> EXERCISE
From the entries provided below, copy each line that contains the word "Единого".

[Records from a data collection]
----------------------------------------
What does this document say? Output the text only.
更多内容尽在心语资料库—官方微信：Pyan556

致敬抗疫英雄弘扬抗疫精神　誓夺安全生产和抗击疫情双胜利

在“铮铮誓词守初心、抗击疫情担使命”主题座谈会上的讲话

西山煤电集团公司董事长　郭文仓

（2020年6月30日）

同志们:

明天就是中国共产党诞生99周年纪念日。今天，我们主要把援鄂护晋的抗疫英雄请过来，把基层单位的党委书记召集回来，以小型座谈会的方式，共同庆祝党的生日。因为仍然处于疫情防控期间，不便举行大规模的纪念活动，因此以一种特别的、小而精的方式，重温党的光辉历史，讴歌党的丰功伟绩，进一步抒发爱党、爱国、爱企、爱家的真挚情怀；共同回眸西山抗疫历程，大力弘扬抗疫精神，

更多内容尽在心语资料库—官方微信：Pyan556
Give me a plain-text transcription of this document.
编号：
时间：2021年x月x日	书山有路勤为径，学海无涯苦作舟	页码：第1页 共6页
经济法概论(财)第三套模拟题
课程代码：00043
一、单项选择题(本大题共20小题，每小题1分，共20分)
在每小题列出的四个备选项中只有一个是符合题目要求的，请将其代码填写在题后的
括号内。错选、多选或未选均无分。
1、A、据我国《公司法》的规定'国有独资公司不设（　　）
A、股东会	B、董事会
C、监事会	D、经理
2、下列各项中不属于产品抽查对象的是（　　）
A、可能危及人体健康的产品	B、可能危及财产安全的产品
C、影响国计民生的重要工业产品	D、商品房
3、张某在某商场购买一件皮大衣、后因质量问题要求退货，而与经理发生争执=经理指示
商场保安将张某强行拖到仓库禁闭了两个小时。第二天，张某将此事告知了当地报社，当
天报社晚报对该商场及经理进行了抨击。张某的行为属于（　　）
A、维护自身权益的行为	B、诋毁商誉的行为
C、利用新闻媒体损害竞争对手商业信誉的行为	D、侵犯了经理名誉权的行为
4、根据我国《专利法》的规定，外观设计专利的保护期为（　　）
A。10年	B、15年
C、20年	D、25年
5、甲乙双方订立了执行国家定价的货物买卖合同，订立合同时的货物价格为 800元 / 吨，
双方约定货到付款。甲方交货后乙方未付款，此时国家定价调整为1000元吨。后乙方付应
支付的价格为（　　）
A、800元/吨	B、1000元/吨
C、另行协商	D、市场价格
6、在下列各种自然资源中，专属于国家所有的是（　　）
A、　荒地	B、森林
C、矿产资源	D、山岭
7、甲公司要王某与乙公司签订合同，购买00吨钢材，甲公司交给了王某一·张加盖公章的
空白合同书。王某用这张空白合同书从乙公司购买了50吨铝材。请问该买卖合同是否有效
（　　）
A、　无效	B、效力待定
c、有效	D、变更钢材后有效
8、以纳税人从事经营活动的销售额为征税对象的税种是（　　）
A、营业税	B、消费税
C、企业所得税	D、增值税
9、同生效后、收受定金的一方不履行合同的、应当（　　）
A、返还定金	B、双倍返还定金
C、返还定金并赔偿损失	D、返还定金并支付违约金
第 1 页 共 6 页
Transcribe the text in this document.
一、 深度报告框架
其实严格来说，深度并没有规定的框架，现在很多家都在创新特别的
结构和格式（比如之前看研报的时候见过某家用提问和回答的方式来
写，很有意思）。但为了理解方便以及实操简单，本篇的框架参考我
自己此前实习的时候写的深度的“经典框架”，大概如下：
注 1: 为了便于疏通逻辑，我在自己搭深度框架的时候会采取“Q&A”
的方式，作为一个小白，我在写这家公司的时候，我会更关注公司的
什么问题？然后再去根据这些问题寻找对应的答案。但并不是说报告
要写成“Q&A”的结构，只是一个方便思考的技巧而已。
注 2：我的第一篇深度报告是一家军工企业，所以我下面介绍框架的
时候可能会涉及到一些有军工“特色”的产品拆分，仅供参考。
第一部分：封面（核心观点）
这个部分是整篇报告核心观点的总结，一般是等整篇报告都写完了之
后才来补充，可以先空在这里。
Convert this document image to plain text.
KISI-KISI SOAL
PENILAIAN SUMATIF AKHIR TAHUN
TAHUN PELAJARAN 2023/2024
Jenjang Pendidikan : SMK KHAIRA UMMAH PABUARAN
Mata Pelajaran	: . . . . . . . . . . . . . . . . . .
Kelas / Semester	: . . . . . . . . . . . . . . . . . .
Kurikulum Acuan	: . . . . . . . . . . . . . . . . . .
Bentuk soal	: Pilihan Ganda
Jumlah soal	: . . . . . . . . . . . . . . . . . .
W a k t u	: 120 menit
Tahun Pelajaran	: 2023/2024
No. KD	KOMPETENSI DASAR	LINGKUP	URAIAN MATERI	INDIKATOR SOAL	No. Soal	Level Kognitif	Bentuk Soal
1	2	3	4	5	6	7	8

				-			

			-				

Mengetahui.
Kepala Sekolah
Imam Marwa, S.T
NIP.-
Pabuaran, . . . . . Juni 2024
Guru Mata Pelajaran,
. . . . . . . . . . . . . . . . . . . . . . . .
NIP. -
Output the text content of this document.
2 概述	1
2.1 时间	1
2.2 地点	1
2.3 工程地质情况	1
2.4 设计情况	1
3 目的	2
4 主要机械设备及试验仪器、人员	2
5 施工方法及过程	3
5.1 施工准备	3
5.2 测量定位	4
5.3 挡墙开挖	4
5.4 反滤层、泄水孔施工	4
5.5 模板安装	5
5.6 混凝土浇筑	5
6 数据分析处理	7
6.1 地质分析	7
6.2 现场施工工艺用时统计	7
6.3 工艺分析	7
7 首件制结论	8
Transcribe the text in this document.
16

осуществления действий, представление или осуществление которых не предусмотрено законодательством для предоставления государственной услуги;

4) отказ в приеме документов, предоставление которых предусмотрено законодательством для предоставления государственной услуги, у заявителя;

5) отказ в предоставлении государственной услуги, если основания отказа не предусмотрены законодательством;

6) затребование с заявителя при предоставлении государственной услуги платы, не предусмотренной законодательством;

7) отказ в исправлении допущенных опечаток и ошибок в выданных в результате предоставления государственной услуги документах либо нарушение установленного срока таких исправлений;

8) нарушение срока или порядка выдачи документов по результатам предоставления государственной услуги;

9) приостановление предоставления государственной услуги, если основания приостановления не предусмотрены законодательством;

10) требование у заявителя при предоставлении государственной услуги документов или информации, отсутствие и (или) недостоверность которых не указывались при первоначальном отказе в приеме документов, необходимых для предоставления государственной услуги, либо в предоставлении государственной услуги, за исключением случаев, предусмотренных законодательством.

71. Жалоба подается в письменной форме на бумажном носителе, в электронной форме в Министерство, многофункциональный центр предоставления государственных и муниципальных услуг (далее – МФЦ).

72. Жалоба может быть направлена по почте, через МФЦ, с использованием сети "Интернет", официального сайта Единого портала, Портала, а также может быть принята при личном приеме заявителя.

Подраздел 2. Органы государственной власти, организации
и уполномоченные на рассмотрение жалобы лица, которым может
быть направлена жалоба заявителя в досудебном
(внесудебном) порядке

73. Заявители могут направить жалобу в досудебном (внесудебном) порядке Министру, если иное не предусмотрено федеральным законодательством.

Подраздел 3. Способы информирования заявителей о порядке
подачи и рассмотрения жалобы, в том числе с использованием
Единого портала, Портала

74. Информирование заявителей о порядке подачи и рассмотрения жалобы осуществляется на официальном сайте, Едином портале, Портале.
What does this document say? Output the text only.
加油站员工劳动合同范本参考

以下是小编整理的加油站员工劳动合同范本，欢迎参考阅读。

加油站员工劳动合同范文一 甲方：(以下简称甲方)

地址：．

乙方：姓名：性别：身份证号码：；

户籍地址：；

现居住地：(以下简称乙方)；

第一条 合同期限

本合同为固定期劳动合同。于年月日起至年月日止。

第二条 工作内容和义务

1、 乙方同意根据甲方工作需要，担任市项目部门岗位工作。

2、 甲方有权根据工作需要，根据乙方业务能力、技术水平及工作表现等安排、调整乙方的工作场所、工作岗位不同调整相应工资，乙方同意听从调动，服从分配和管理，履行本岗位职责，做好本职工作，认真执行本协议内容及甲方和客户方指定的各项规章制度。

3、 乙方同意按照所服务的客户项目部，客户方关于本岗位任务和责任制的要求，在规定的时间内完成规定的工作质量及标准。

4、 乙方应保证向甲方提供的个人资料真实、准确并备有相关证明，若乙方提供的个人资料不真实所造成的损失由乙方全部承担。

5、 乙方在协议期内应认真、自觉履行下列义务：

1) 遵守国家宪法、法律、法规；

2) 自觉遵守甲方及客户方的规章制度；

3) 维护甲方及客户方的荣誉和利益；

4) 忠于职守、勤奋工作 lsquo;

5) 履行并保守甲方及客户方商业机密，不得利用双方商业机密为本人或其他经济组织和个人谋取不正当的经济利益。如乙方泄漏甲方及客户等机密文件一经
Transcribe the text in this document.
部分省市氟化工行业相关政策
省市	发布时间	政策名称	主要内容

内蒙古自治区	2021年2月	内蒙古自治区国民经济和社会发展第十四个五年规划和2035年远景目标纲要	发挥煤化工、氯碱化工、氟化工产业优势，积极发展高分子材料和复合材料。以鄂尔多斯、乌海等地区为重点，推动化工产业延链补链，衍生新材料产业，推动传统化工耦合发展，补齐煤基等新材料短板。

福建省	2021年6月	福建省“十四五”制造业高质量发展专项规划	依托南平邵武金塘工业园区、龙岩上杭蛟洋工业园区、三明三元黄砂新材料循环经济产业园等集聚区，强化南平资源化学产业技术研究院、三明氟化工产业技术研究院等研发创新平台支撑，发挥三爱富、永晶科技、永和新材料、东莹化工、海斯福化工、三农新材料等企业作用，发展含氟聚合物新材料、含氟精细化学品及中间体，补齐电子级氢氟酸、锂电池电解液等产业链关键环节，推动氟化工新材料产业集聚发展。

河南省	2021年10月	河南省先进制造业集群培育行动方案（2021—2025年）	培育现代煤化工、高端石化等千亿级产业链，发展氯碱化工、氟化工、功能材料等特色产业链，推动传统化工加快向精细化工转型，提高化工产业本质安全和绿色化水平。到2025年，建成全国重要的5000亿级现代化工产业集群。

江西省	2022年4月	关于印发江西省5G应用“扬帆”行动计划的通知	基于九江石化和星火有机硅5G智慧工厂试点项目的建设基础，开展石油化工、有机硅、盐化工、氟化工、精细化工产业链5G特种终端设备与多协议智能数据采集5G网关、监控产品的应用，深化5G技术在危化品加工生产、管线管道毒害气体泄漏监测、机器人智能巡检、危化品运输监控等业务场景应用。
----------------------------------------
> FINAL ANSWER
72. Жалоба может быть направлена по почте, через МФЦ, с использованием сети "Интернет", официального сайта Единого портала, Портала, а также может быть принята при личном приеме заявителя.
Единого портала, Портала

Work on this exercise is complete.